WHAT TO DO.
Find all lines in the records that include the word "screenshot", and copy them out.

Records from a dataset:
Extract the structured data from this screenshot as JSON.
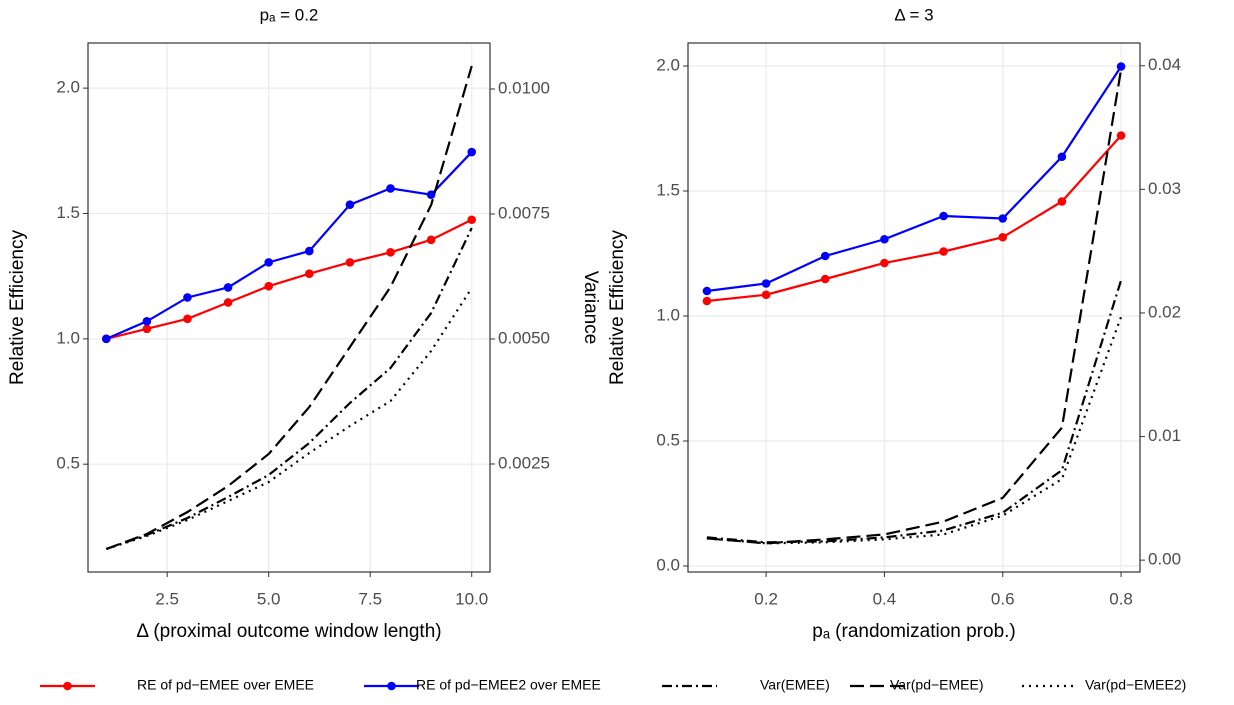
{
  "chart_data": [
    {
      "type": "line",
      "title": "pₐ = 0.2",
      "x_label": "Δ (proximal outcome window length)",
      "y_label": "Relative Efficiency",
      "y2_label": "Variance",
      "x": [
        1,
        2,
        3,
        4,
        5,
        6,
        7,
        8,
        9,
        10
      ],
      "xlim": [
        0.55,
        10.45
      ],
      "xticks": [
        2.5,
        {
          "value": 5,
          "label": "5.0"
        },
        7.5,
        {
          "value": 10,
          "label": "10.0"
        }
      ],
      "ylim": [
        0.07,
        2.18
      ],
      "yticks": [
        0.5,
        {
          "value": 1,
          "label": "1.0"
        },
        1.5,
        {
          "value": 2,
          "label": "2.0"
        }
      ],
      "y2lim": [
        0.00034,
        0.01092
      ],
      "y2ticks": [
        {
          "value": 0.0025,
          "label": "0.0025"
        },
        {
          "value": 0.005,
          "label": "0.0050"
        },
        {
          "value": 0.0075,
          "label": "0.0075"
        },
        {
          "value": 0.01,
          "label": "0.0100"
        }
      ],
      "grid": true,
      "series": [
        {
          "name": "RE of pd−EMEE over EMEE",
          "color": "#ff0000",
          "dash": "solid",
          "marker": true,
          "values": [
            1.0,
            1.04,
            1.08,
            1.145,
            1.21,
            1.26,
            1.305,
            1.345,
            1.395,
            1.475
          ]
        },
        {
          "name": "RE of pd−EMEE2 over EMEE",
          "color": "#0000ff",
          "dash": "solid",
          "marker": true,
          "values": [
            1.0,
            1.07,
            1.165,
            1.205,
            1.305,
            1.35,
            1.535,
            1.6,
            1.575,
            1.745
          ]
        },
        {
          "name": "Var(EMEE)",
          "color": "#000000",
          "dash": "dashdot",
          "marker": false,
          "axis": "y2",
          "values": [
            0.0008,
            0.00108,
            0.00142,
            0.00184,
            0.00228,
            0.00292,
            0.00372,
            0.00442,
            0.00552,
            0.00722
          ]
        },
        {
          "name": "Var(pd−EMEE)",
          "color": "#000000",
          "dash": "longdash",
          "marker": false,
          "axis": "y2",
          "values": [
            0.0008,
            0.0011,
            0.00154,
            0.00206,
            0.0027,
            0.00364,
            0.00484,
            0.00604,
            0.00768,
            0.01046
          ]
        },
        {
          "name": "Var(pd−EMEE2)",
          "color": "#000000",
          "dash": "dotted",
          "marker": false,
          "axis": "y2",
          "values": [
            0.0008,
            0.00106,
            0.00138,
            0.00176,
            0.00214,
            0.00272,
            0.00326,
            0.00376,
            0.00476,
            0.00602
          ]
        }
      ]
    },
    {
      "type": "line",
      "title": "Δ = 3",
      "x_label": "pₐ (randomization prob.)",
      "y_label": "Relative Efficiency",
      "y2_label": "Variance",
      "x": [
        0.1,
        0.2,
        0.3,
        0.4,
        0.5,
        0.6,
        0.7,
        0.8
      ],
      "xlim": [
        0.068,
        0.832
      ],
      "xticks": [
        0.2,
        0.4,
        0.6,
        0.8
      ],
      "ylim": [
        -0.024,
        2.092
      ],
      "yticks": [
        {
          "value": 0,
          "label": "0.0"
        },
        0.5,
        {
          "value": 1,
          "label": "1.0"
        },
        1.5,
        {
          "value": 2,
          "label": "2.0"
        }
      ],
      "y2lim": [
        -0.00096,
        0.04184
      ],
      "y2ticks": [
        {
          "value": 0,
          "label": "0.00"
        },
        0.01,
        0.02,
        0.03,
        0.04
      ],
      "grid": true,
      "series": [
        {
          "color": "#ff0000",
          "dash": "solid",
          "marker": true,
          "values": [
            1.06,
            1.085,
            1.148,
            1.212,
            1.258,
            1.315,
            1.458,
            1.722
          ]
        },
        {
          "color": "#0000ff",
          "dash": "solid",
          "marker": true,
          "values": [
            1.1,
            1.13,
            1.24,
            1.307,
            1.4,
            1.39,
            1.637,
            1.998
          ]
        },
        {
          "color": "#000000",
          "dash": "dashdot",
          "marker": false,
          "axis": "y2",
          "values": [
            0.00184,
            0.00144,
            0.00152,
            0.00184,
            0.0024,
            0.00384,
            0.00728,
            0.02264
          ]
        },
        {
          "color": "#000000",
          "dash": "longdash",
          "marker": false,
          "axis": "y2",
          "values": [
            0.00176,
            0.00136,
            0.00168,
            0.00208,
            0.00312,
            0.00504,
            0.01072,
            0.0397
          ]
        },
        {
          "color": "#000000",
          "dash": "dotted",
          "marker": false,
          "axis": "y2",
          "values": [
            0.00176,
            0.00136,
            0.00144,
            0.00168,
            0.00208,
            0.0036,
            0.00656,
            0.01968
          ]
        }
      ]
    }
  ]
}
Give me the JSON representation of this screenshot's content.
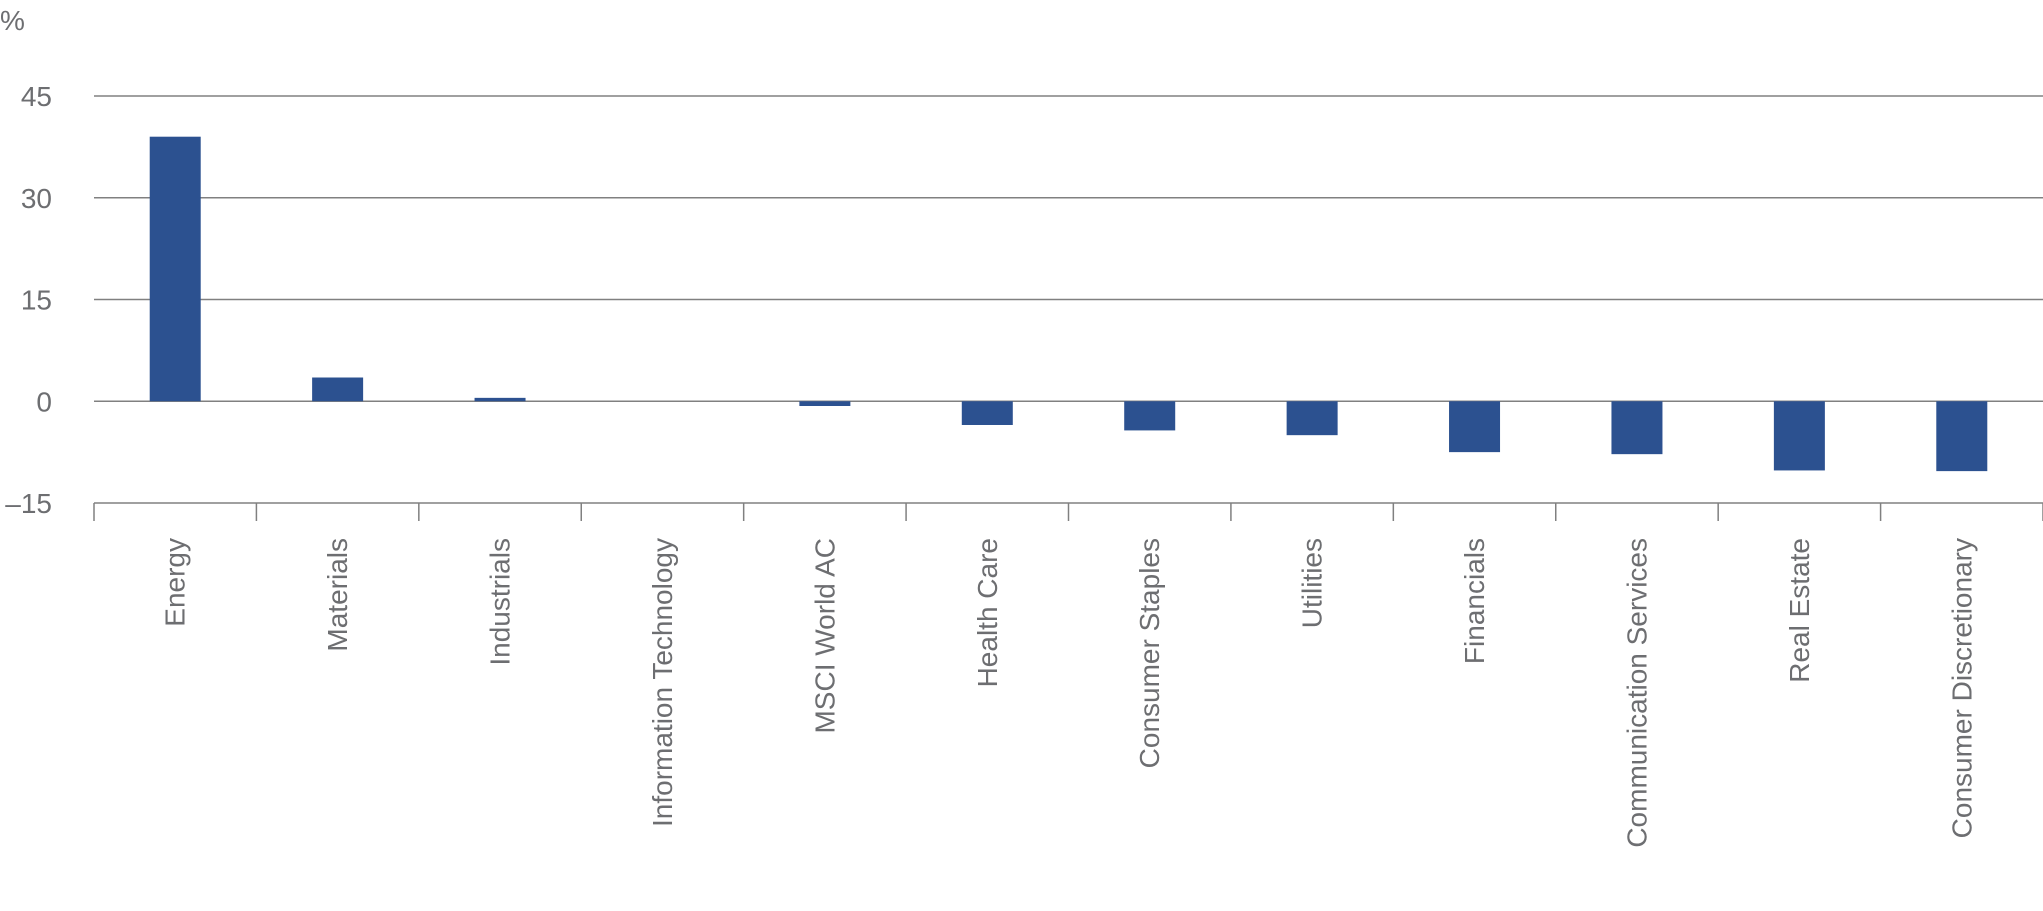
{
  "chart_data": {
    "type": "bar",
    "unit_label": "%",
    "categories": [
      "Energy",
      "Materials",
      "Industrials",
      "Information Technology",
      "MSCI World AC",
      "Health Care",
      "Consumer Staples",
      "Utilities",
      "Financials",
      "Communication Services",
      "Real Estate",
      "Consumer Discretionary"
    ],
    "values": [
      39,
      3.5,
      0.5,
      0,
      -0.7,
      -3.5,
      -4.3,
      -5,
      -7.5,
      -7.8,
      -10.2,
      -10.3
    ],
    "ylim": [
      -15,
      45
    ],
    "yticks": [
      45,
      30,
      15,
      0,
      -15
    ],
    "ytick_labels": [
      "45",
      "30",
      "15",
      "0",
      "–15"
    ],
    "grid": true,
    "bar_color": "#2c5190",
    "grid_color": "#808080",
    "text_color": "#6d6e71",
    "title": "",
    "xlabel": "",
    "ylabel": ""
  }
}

THE SOLUTION.
Extract the structured data from this screenshot as JSON.
Give me the JSON representation of this screenshot's content.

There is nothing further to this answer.